## START

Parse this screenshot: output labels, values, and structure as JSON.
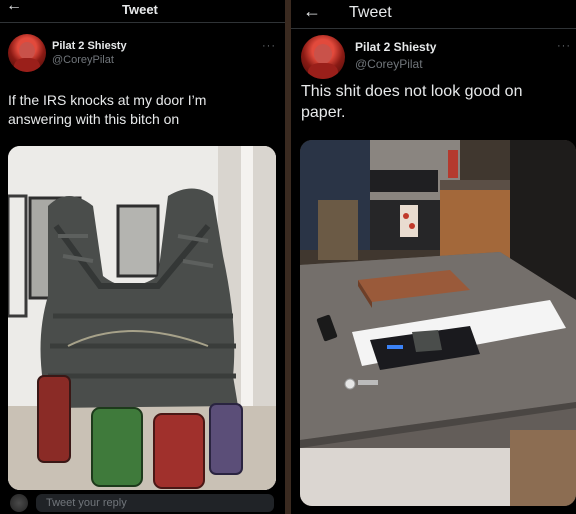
{
  "left": {
    "header": {
      "title": "Tweet",
      "back_icon": "arrow-left-icon"
    },
    "author": {
      "name": "Pilat 2 Shiesty",
      "handle": "@CoreyPilat",
      "more": "···"
    },
    "tweet_text_line1": "If the IRS knocks at my door I’m",
    "tweet_text_line2": "answering with this bitch on",
    "reply": {
      "placeholder": "Tweet your reply"
    }
  },
  "right": {
    "header": {
      "title": "Tweet",
      "back_icon": "arrow-left-icon"
    },
    "author": {
      "name": "Pilat 2 Shiesty",
      "handle": "@CoreyPilat",
      "more": "···"
    },
    "tweet_text_line1": "This shit does not look good on",
    "tweet_text_line2": "paper."
  },
  "colors": {
    "background": "#000000",
    "text": "#e7e9ea",
    "secondary": "#71767b",
    "divider": "#3a2a20"
  }
}
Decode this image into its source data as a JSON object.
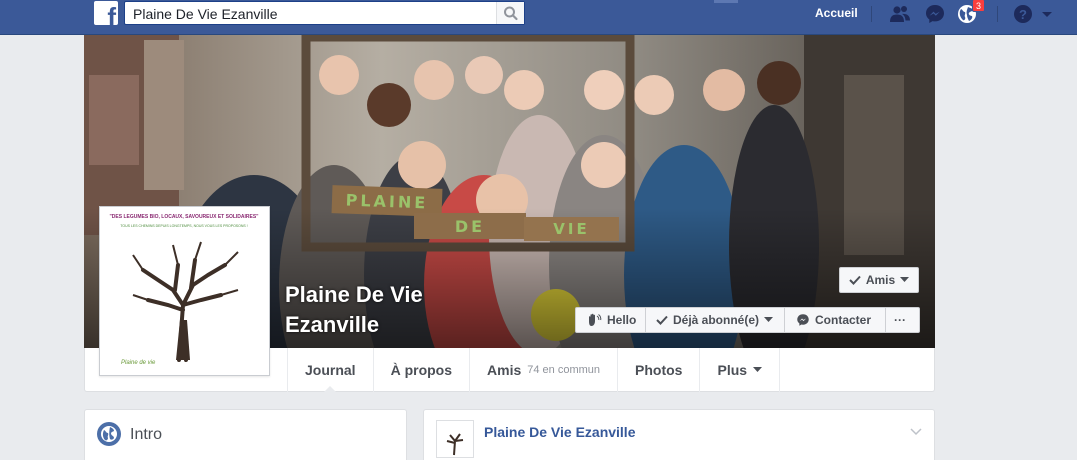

## END

**Problem requirements:**
Copy out the data above exactly, except the pictures.

**Solution:**
Parse this screenshot: output labels, values, and structure as JSON.
{
  "left": {
    "header": {
      "title": "Tweet",
      "back_icon": "arrow-left-icon"
    },
    "author": {
      "name": "Pilat 2 Shiesty",
      "handle": "@CoreyPilat",
      "more": "···"
    },
    "tweet_text_line1": "If the IRS knocks at my door I’m",
    "tweet_text_line2": "answering with this bitch on",
    "reply": {
      "placeholder": "Tweet your reply"
    }
  },
  "right": {
    "header": {
      "title": "Tweet",
      "back_icon": "arrow-left-icon"
    },
    "author": {
      "name": "Pilat 2 Shiesty",
      "handle": "@CoreyPilat",
      "more": "···"
    },
    "tweet_text_line1": "This shit does not look good on",
    "tweet_text_line2": "paper."
  },
  "colors": {
    "background": "#000000",
    "text": "#e7e9ea",
    "secondary": "#71767b",
    "divider": "#3a2a20"
  }
}
Decode this image into its source data as a JSON object.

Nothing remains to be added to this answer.